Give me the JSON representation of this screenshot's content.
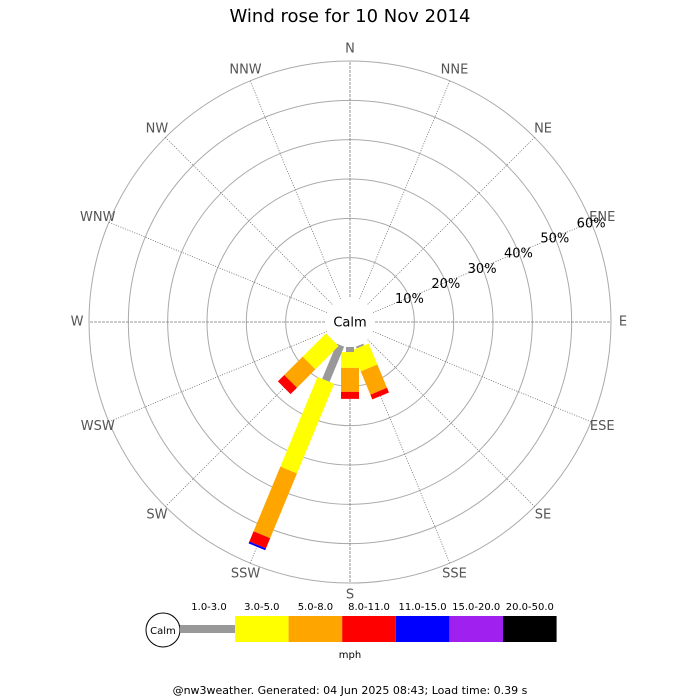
{
  "chart_data": {
    "type": "windrose",
    "title": "Wind rose for 10 Nov 2014",
    "categories": [
      "N",
      "NNE",
      "NE",
      "ENE",
      "E",
      "ESE",
      "SE",
      "SSE",
      "S",
      "SSW",
      "SW",
      "WSW",
      "W",
      "WNW",
      "NW",
      "NNW"
    ],
    "calm_label": "Calm",
    "rlim": [
      0,
      60
    ],
    "rticks": [
      {
        "value": 10,
        "label": "10%"
      },
      {
        "value": 20,
        "label": "20%"
      },
      {
        "value": 30,
        "label": "30%"
      },
      {
        "value": 40,
        "label": "40%"
      },
      {
        "value": 50,
        "label": "50%"
      },
      {
        "value": 60,
        "label": "60%"
      }
    ],
    "series": [
      {
        "name": "1.0-3.0",
        "color": "#999999",
        "values": [
          0,
          0,
          0,
          0,
          0,
          0,
          0,
          0.5,
          1.3,
          9.7,
          0,
          0,
          0,
          0,
          0,
          0
        ]
      },
      {
        "name": "3.0-5.0",
        "color": "#ffff00",
        "values": [
          0,
          0,
          0,
          0,
          0,
          0,
          0,
          5.8,
          4,
          24.7,
          8.4,
          0,
          0,
          0,
          0,
          0
        ]
      },
      {
        "name": "5.0-8.0",
        "color": "#ffa500",
        "values": [
          0,
          0,
          0,
          0,
          0,
          0,
          0,
          6.4,
          6.1,
          17.8,
          6.6,
          0,
          0,
          0,
          0,
          0
        ]
      },
      {
        "name": "8.0-11.0",
        "color": "#ff0000",
        "values": [
          0,
          0,
          0,
          0,
          0,
          0,
          0,
          1.3,
          1.8,
          2.8,
          2.3,
          0,
          0,
          0,
          0,
          0
        ]
      },
      {
        "name": "11.0-15.0",
        "color": "#0000ff",
        "values": [
          0,
          0,
          0,
          0,
          0,
          0,
          0,
          0,
          0,
          0.5,
          0,
          0,
          0,
          0,
          0,
          0
        ]
      },
      {
        "name": "15.0-20.0",
        "color": "#a020f0",
        "values": [
          0,
          0,
          0,
          0,
          0,
          0,
          0,
          0,
          0,
          0,
          0,
          0,
          0,
          0,
          0,
          0
        ]
      },
      {
        "name": "20.0-50.0",
        "color": "#000000",
        "values": [
          0,
          0,
          0,
          0,
          0,
          0,
          0,
          0,
          0,
          0,
          0,
          0,
          0,
          0,
          0,
          0
        ]
      }
    ],
    "unit": "mph",
    "footer": "@nw3weather. Generated: 04 Jun 2025 08:43; Load time: 0.39 s"
  }
}
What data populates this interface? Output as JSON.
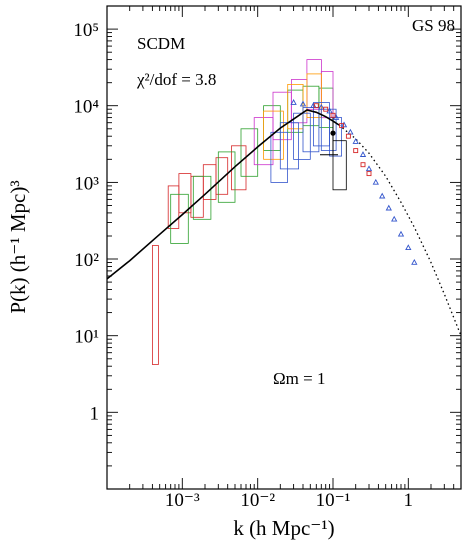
{
  "chart_data": {
    "type": "line",
    "title": "",
    "xlabel": "k (h Mpc⁻¹)",
    "ylabel": "P(k) (h⁻¹ Mpc)³",
    "x_scale": "log",
    "y_scale": "log",
    "xlim": [
      0.0001,
      5
    ],
    "ylim": [
      0.1,
      200000
    ],
    "grid": false,
    "x_ticks": [
      {
        "value": 0.001,
        "label": "10⁻³"
      },
      {
        "value": 0.01,
        "label": "10⁻²"
      },
      {
        "value": 0.1,
        "label": "10⁻¹"
      },
      {
        "value": 1,
        "label": "1"
      }
    ],
    "y_ticks": [
      {
        "value": 1,
        "label": "1"
      },
      {
        "value": 10,
        "label": "10¹"
      },
      {
        "value": 100,
        "label": "10²"
      },
      {
        "value": 1000,
        "label": "10³"
      },
      {
        "value": 10000,
        "label": "10⁴"
      },
      {
        "value": 100000,
        "label": "10⁵"
      }
    ],
    "annotations": {
      "model": "SCDM",
      "chi2": "χ²/dof = 3.8",
      "corner": "GS 98",
      "omega": "Ωm = 1"
    },
    "series": [
      {
        "style": "solid",
        "x": [
          0.0001,
          0.0002,
          0.0005,
          0.001,
          0.002,
          0.005,
          0.01,
          0.02,
          0.03,
          0.045,
          0.06,
          0.08,
          0.1,
          0.12
        ],
        "y": [
          55,
          95,
          210,
          380,
          700,
          1600,
          2900,
          5100,
          6700,
          8800,
          8200,
          7200,
          6300,
          5600
        ]
      },
      {
        "style": "dotted",
        "x": [
          0.12,
          0.2,
          0.3,
          0.5,
          0.8,
          1.2,
          2,
          3,
          5
        ],
        "y": [
          5600,
          3700,
          2400,
          1200,
          550,
          260,
          90,
          35,
          10
        ]
      }
    ],
    "error_boxes": [
      {
        "x": [
          0.0004,
          0.00048
        ],
        "y": [
          4.2,
          150
        ],
        "color": "#d62728"
      },
      {
        "x": [
          0.00065,
          0.0009
        ],
        "y": [
          250,
          900
        ],
        "color": "#d62728"
      },
      {
        "x": [
          0.0009,
          0.0013
        ],
        "y": [
          400,
          1300
        ],
        "color": "#d62728"
      },
      {
        "x": [
          0.0013,
          0.0019
        ],
        "y": [
          350,
          1200
        ],
        "color": "#d62728"
      },
      {
        "x": [
          0.0019,
          0.0028
        ],
        "y": [
          600,
          1700
        ],
        "color": "#d62728"
      },
      {
        "x": [
          0.0028,
          0.004
        ],
        "y": [
          700,
          2100
        ],
        "color": "#d62728"
      },
      {
        "x": [
          0.0045,
          0.007
        ],
        "y": [
          800,
          3000
        ],
        "color": "#d62728"
      },
      {
        "x": [
          0.0007,
          0.0012
        ],
        "y": [
          160,
          700
        ],
        "color": "#2ca02c"
      },
      {
        "x": [
          0.0014,
          0.0024
        ],
        "y": [
          330,
          1200
        ],
        "color": "#2ca02c"
      },
      {
        "x": [
          0.003,
          0.005
        ],
        "y": [
          550,
          2500
        ],
        "color": "#2ca02c"
      },
      {
        "x": [
          0.006,
          0.01
        ],
        "y": [
          1200,
          5000
        ],
        "color": "#2ca02c"
      },
      {
        "x": [
          0.012,
          0.02
        ],
        "y": [
          2600,
          10000
        ],
        "color": "#2ca02c"
      },
      {
        "x": [
          0.025,
          0.04
        ],
        "y": [
          4500,
          16000
        ],
        "color": "#2ca02c"
      },
      {
        "x": [
          0.04,
          0.065
        ],
        "y": [
          5500,
          18000
        ],
        "color": "#2ca02c"
      },
      {
        "x": [
          0.065,
          0.1
        ],
        "y": [
          5200,
          17000
        ],
        "color": "#2ca02c"
      },
      {
        "x": [
          0.009,
          0.016
        ],
        "y": [
          1700,
          7000
        ],
        "color": "#cc33cc"
      },
      {
        "x": [
          0.016,
          0.028
        ],
        "y": [
          3600,
          15000
        ],
        "color": "#cc33cc"
      },
      {
        "x": [
          0.028,
          0.045
        ],
        "y": [
          6000,
          22000
        ],
        "color": "#cc33cc"
      },
      {
        "x": [
          0.045,
          0.07
        ],
        "y": [
          9000,
          40000
        ],
        "color": "#cc33cc"
      },
      {
        "x": [
          0.07,
          0.1
        ],
        "y": [
          7000,
          28000
        ],
        "color": "#cc33cc"
      },
      {
        "x": [
          0.012,
          0.022
        ],
        "y": [
          2000,
          8500
        ],
        "color": "#ff9900"
      },
      {
        "x": [
          0.025,
          0.04
        ],
        "y": [
          5000,
          19000
        ],
        "color": "#ff9900"
      },
      {
        "x": [
          0.045,
          0.07
        ],
        "y": [
          7000,
          26000
        ],
        "color": "#ff9900"
      },
      {
        "x": [
          0.015,
          0.025
        ],
        "y": [
          1000,
          4500
        ],
        "color": "#3355cc"
      },
      {
        "x": [
          0.02,
          0.035
        ],
        "y": [
          1500,
          6000
        ],
        "color": "#3355cc"
      },
      {
        "x": [
          0.03,
          0.05
        ],
        "y": [
          2000,
          8000
        ],
        "color": "#3355cc"
      },
      {
        "x": [
          0.04,
          0.065
        ],
        "y": [
          2500,
          9500
        ],
        "color": "#3355cc"
      },
      {
        "x": [
          0.055,
          0.09
        ],
        "y": [
          3000,
          11000
        ],
        "color": "#3355cc"
      },
      {
        "x": [
          0.07,
          0.11
        ],
        "y": [
          2600,
          9000
        ],
        "color": "#3355cc"
      },
      {
        "x": [
          0.09,
          0.13
        ],
        "y": [
          2200,
          7000
        ],
        "color": "#3355cc"
      },
      {
        "x": [
          0.1,
          0.15
        ],
        "y": [
          800,
          3500
        ],
        "color": "#000000"
      }
    ],
    "markers": [
      {
        "shape": "triangle",
        "color": "#3355cc",
        "x": [
          0.03,
          0.04,
          0.055,
          0.07,
          0.09,
          0.11,
          0.14,
          0.17,
          0.2,
          0.25,
          0.3,
          0.37,
          0.45,
          0.55,
          0.65,
          0.8,
          1.0,
          1.2
        ],
        "y": [
          11000,
          10500,
          10000,
          9500,
          8500,
          7000,
          5600,
          4500,
          3400,
          2300,
          1500,
          1000,
          660,
          460,
          330,
          210,
          140,
          90
        ]
      },
      {
        "shape": "square",
        "color": "#d62728",
        "x": [
          0.06,
          0.08,
          0.1,
          0.13,
          0.16,
          0.2,
          0.25,
          0.3
        ],
        "y": [
          10000,
          9000,
          7500,
          5500,
          4000,
          2600,
          1700,
          1300
        ]
      },
      {
        "shape": "dot",
        "color": "#000000",
        "x": [
          0.1
        ],
        "y": [
          4400
        ]
      }
    ],
    "error_bars": [
      {
        "x": 0.1,
        "y_low": 2300,
        "y_high": 7000,
        "color": "#000000"
      }
    ]
  }
}
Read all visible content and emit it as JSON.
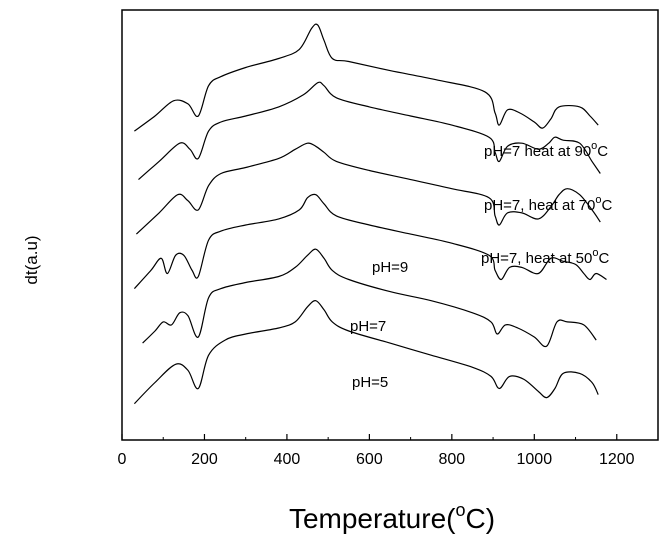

------

Return all lines of the material above in which the word "content" occurs.

Give me the JSON representation of this screenshot's content.
Read all visible content and emit it as JSON.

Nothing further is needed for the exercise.